WHAT TO PRODUCE: Tell how many lines contain the word "decizia". Reply with the number only.

(Items from a data source)
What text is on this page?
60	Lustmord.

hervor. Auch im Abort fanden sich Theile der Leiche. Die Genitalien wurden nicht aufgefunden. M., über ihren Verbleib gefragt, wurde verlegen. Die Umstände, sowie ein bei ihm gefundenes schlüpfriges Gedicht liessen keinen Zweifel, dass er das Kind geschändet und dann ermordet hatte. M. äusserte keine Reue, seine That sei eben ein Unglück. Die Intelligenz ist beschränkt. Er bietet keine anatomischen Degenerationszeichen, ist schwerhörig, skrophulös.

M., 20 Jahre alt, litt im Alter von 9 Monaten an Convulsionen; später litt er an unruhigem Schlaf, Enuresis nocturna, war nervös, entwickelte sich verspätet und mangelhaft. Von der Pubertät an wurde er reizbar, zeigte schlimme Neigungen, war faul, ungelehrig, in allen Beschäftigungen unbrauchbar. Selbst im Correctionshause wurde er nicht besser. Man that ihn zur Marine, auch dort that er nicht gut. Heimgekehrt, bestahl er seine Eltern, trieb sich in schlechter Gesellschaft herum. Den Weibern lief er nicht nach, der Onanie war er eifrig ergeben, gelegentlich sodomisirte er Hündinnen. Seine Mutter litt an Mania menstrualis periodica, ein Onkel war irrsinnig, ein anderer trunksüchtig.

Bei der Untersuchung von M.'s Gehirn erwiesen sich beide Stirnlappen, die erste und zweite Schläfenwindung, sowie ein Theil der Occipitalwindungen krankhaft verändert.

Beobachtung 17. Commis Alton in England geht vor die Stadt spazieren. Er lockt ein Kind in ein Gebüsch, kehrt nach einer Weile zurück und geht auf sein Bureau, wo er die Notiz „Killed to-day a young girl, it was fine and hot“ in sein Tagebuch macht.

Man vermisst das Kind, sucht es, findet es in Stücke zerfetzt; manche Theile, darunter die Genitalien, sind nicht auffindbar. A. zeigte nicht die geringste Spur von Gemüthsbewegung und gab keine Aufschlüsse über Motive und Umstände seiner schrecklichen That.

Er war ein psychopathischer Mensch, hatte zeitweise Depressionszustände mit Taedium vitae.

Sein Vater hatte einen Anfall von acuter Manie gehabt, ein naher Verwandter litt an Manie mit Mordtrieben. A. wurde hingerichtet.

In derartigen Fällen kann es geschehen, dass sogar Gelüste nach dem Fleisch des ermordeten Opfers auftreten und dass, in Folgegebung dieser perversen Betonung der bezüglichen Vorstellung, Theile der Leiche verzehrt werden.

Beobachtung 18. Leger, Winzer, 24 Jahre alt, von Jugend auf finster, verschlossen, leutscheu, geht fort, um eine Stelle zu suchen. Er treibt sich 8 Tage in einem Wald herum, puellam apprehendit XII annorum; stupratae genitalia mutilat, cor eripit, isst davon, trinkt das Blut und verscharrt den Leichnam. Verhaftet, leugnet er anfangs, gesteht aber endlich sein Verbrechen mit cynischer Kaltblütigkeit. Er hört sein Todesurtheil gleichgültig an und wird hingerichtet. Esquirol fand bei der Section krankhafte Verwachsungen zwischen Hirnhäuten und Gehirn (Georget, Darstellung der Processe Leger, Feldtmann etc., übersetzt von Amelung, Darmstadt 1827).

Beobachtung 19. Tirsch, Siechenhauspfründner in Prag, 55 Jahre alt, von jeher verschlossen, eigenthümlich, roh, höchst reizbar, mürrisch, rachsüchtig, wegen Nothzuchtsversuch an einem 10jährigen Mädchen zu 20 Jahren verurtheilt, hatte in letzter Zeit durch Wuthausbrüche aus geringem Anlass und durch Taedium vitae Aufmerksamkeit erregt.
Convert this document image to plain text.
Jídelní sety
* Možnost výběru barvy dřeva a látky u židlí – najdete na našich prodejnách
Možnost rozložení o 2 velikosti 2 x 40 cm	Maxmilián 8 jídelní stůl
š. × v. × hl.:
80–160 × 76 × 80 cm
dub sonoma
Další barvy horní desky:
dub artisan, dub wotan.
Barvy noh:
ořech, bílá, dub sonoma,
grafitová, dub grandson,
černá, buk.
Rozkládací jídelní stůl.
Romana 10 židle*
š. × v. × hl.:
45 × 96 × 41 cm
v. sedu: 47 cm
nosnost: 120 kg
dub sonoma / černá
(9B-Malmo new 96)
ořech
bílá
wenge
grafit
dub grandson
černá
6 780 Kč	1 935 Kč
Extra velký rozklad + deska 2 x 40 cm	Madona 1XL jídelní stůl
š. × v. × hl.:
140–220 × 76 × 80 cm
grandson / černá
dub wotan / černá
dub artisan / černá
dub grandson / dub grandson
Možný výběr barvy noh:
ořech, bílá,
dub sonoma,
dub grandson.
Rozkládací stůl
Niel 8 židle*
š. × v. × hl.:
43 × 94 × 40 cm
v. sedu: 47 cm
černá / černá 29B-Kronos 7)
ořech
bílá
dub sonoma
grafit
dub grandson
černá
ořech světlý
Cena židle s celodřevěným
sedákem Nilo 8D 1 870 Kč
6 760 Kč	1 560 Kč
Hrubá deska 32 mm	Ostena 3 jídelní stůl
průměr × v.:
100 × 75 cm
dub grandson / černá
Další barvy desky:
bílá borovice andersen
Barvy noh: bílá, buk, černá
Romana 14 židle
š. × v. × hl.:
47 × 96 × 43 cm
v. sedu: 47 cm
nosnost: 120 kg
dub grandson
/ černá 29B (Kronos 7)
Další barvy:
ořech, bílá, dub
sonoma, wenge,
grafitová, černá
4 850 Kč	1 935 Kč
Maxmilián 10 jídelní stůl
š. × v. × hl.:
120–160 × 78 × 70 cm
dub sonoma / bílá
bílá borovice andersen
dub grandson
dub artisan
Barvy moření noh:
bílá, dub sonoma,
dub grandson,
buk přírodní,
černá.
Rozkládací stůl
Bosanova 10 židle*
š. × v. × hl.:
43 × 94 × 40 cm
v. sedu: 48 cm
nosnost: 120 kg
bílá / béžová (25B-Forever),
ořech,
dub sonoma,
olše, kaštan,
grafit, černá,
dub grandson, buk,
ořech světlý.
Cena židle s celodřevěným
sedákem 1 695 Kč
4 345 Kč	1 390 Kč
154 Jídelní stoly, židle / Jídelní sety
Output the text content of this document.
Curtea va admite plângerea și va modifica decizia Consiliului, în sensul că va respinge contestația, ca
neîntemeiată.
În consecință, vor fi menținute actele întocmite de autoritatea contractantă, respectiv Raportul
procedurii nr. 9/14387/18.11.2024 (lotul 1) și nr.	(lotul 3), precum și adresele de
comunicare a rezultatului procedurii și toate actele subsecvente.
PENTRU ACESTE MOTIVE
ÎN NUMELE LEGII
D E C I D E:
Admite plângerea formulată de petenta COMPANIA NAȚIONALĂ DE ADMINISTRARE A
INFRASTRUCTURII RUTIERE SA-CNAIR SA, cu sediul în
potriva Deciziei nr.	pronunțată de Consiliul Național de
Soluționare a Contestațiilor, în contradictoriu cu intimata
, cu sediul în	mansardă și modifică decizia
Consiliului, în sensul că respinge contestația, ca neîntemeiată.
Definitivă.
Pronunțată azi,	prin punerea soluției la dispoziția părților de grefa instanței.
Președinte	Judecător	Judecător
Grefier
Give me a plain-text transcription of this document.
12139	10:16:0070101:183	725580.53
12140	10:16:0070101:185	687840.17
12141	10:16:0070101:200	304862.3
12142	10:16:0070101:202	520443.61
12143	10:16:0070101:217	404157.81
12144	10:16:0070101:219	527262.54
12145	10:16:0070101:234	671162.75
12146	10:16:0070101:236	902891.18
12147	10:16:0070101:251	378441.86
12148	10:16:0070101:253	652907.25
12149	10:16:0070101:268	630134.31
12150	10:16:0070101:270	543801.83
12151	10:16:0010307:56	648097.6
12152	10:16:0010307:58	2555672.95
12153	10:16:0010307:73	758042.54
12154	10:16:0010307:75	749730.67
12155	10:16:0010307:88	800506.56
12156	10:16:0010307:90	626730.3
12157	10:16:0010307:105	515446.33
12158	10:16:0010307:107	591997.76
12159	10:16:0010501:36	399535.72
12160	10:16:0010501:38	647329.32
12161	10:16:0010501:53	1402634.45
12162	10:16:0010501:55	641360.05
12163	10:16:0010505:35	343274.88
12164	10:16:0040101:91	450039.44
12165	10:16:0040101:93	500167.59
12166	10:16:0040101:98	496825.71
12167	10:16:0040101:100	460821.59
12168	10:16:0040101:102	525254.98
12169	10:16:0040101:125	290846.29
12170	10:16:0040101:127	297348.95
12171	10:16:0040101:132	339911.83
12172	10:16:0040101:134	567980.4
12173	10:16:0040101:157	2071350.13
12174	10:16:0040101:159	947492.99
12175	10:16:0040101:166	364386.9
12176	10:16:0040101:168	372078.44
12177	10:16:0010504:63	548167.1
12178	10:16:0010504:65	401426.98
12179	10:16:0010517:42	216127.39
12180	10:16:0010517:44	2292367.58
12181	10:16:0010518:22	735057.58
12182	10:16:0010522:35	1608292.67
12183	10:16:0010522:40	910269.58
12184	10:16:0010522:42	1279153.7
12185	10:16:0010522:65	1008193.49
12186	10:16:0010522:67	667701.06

EXERCISE RESULT: 2